ENTRIES SHOWN:
>>>
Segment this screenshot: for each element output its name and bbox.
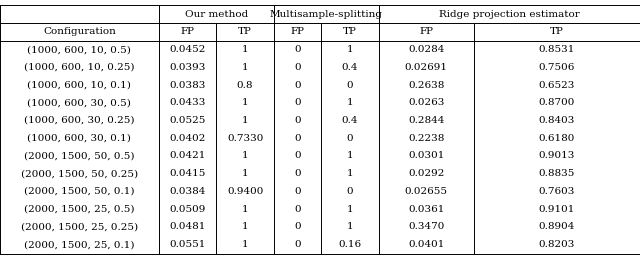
<<<
>>>
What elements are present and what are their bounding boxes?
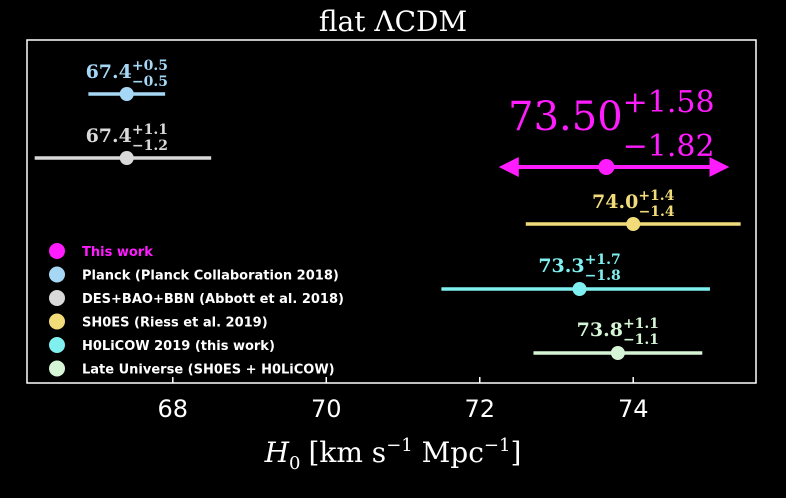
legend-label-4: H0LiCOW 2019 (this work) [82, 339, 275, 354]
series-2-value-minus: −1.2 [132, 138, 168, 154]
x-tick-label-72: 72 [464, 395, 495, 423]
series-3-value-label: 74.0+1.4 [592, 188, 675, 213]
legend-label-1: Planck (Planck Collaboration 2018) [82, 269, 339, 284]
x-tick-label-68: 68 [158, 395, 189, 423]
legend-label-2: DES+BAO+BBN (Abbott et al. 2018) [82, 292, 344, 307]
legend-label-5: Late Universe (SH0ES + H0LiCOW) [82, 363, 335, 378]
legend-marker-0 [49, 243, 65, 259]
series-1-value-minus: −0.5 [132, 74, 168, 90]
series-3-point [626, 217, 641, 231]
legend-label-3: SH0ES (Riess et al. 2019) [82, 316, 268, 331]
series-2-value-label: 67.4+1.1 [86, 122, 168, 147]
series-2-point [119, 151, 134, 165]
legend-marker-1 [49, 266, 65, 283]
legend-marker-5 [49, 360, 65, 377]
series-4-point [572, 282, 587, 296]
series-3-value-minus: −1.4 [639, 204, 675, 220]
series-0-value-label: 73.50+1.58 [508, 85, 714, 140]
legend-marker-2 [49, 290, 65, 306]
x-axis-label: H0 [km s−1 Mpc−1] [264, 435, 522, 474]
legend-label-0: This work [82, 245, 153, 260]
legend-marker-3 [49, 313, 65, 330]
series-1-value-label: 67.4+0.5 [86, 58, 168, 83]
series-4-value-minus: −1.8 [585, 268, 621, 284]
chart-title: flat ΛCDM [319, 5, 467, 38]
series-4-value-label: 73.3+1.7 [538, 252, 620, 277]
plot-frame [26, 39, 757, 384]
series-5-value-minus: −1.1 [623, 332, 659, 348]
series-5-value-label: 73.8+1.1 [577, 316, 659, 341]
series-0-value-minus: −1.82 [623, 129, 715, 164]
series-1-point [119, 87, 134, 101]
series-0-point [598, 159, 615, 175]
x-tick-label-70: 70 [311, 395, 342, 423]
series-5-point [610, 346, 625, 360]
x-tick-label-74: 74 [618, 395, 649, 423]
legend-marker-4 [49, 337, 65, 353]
<<<
WHAT THE TASK REQUIRES:
Print the items exactly as they appear, everything from the line containing "What elements are" down to the line containing "legend-marker-4 [49, 337, 65, 353]", both ends included, and leave the pictures out of your answer.

WRITTEN RESPONSE:
What elements are present and what are their bounding boxes?
legend-label-4: H0LiCOW 2019 (this work) [82, 339, 275, 354]
series-2-value-minus: −1.2 [132, 138, 168, 154]
x-tick-label-72: 72 [464, 395, 495, 423]
series-3-value-label: 74.0+1.4 [592, 188, 675, 213]
legend-label-1: Planck (Planck Collaboration 2018) [82, 269, 339, 284]
x-tick-label-68: 68 [158, 395, 189, 423]
legend-label-2: DES+BAO+BBN (Abbott et al. 2018) [82, 292, 344, 307]
legend-label-5: Late Universe (SH0ES + H0LiCOW) [82, 363, 335, 378]
legend-marker-0 [49, 243, 65, 259]
series-1-value-minus: −0.5 [132, 74, 168, 90]
series-3-point [626, 217, 641, 231]
legend-label-3: SH0ES (Riess et al. 2019) [82, 316, 268, 331]
series-2-value-label: 67.4+1.1 [86, 122, 168, 147]
series-2-point [119, 151, 134, 165]
legend-marker-1 [49, 266, 65, 283]
legend-marker-5 [49, 360, 65, 377]
series-4-point [572, 282, 587, 296]
series-3-value-minus: −1.4 [639, 204, 675, 220]
series-0-value-label: 73.50+1.58 [508, 85, 714, 140]
legend-marker-2 [49, 290, 65, 306]
x-axis-label: H0 [km s−1 Mpc−1] [264, 435, 522, 474]
legend-label-0: This work [82, 245, 153, 260]
legend-marker-3 [49, 313, 65, 330]
series-1-value-label: 67.4+0.5 [86, 58, 168, 83]
series-4-value-minus: −1.8 [585, 268, 621, 284]
chart-title: flat ΛCDM [319, 5, 467, 38]
series-4-value-label: 73.3+1.7 [538, 252, 620, 277]
plot-frame [26, 39, 757, 384]
series-5-value-minus: −1.1 [623, 332, 659, 348]
series-5-value-label: 73.8+1.1 [577, 316, 659, 341]
series-0-value-minus: −1.82 [623, 129, 715, 164]
series-1-point [119, 87, 134, 101]
series-0-point [598, 159, 615, 175]
x-tick-label-70: 70 [311, 395, 342, 423]
series-5-point [610, 346, 625, 360]
x-tick-label-74: 74 [618, 395, 649, 423]
legend-marker-4 [49, 337, 65, 353]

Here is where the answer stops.